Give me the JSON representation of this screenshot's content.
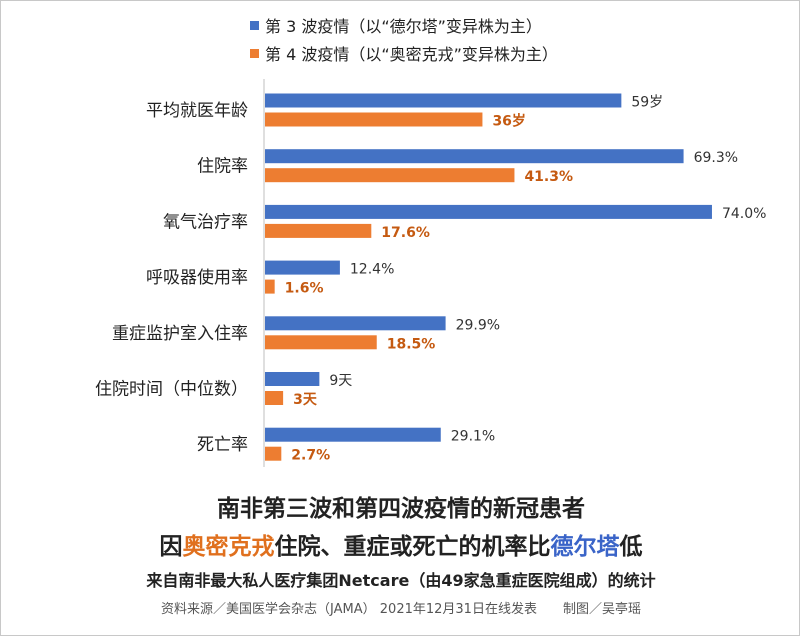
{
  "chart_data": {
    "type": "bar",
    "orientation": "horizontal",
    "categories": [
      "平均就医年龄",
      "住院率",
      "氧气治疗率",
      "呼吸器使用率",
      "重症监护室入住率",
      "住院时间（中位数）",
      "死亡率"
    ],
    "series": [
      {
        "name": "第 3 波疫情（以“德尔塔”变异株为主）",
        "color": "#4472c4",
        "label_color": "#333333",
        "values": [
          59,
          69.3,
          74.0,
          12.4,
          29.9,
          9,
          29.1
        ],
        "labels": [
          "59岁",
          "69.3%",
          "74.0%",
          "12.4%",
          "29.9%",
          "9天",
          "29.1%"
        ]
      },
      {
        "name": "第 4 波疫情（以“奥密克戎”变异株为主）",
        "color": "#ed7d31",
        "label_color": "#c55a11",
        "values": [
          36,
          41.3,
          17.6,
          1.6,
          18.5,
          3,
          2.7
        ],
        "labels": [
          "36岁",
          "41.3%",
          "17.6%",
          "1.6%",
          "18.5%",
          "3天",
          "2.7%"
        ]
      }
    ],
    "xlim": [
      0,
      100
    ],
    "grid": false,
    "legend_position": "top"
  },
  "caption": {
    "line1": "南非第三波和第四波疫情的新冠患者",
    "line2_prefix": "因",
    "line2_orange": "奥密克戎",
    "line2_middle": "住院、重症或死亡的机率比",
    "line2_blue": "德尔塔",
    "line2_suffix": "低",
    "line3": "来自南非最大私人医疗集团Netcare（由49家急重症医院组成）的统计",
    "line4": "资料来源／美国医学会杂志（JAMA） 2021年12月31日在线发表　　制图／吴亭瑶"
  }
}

--------------------

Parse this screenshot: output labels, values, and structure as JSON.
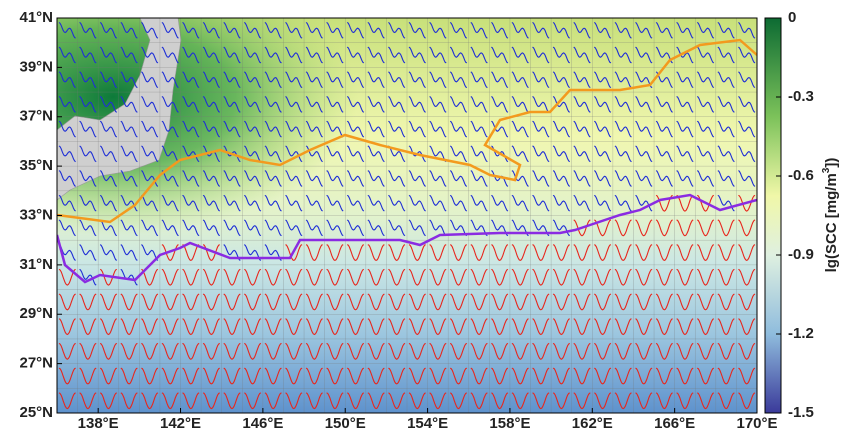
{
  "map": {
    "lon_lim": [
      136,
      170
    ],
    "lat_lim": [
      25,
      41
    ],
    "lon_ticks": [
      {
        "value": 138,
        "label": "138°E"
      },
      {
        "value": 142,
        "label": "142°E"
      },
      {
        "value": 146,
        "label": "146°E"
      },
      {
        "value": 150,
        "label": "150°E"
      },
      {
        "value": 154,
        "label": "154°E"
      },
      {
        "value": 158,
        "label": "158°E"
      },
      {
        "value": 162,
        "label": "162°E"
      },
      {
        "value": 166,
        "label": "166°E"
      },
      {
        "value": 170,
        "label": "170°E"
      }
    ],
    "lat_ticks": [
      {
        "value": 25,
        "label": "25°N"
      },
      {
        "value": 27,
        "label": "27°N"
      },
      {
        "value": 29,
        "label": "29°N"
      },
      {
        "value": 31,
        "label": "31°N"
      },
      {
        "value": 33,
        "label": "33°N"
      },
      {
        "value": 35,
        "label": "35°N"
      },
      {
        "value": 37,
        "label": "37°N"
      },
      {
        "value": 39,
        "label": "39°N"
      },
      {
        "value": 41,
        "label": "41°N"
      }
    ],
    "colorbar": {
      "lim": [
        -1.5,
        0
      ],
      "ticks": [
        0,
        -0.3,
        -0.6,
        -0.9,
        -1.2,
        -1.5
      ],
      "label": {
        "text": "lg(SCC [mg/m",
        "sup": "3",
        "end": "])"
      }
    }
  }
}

--------------------

## Objective
Figure out how many lines of the data above include "奥密克戎", then give the number and nothing more.

## The response
2